Task material:
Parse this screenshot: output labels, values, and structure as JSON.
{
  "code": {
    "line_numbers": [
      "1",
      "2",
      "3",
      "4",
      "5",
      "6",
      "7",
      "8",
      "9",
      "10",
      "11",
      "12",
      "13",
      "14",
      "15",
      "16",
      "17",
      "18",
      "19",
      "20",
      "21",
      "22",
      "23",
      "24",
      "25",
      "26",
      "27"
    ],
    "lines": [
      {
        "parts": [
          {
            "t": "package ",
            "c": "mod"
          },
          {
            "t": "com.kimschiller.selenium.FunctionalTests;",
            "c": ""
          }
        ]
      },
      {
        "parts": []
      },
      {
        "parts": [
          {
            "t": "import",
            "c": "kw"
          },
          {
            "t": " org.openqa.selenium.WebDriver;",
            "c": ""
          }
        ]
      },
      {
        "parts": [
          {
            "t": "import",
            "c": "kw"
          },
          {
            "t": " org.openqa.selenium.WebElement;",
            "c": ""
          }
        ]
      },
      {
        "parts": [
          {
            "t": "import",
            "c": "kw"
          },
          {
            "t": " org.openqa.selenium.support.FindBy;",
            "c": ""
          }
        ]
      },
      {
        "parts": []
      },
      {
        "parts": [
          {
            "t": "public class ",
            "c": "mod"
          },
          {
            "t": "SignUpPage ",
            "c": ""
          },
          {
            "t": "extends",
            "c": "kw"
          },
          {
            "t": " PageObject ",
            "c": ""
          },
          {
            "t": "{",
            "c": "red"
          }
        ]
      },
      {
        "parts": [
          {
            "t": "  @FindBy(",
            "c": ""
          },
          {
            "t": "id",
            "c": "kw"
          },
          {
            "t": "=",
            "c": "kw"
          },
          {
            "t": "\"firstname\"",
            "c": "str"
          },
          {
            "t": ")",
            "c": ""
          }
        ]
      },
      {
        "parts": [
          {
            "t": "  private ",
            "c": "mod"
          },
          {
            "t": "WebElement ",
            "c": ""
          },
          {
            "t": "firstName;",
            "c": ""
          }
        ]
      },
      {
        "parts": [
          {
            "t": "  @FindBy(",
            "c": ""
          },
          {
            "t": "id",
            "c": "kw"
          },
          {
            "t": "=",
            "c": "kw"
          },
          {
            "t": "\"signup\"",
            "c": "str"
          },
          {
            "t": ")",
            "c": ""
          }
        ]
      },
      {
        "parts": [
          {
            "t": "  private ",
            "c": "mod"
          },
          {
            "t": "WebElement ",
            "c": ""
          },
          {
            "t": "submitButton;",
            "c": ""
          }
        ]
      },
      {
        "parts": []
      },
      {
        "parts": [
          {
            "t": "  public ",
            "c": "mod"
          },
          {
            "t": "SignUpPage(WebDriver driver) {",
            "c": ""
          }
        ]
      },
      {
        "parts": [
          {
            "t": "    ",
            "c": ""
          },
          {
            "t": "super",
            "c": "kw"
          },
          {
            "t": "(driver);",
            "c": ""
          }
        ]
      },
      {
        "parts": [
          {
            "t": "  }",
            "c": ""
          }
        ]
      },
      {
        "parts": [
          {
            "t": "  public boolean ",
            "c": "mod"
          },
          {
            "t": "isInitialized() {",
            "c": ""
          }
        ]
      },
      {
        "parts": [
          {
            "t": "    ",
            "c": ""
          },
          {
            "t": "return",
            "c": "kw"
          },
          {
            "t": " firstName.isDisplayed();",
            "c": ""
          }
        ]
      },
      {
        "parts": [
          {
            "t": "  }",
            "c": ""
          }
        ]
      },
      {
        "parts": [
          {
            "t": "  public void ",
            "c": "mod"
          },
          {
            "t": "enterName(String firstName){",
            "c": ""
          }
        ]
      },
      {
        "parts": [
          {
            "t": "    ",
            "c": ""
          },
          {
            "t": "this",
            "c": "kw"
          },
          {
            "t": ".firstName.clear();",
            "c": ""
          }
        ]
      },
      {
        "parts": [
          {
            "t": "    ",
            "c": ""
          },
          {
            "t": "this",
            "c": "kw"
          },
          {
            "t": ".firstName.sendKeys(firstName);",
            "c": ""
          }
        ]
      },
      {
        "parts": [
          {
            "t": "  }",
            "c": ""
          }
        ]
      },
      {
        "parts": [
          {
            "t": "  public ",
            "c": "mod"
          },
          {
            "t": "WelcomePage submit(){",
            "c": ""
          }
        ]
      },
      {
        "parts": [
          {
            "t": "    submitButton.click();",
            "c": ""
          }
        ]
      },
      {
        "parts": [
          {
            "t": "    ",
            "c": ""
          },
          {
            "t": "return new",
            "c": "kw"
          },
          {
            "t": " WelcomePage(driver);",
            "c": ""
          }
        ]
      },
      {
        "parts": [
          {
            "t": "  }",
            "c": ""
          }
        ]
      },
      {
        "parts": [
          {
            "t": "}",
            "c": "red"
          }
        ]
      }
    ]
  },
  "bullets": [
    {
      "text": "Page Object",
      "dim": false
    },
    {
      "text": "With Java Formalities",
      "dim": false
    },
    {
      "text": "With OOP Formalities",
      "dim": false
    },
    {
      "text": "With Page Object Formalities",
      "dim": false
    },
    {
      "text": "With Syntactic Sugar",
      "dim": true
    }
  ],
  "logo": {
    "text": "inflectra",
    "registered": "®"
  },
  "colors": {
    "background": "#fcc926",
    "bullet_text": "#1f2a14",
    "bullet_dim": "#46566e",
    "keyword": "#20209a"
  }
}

What is required: List all lines in the material containing the string "public".

Solution to this task:
            "t": "public class ",
            "t": "  public ",
            "t": "  public boolean ",
            "t": "  public void ",
            "t": "  public ",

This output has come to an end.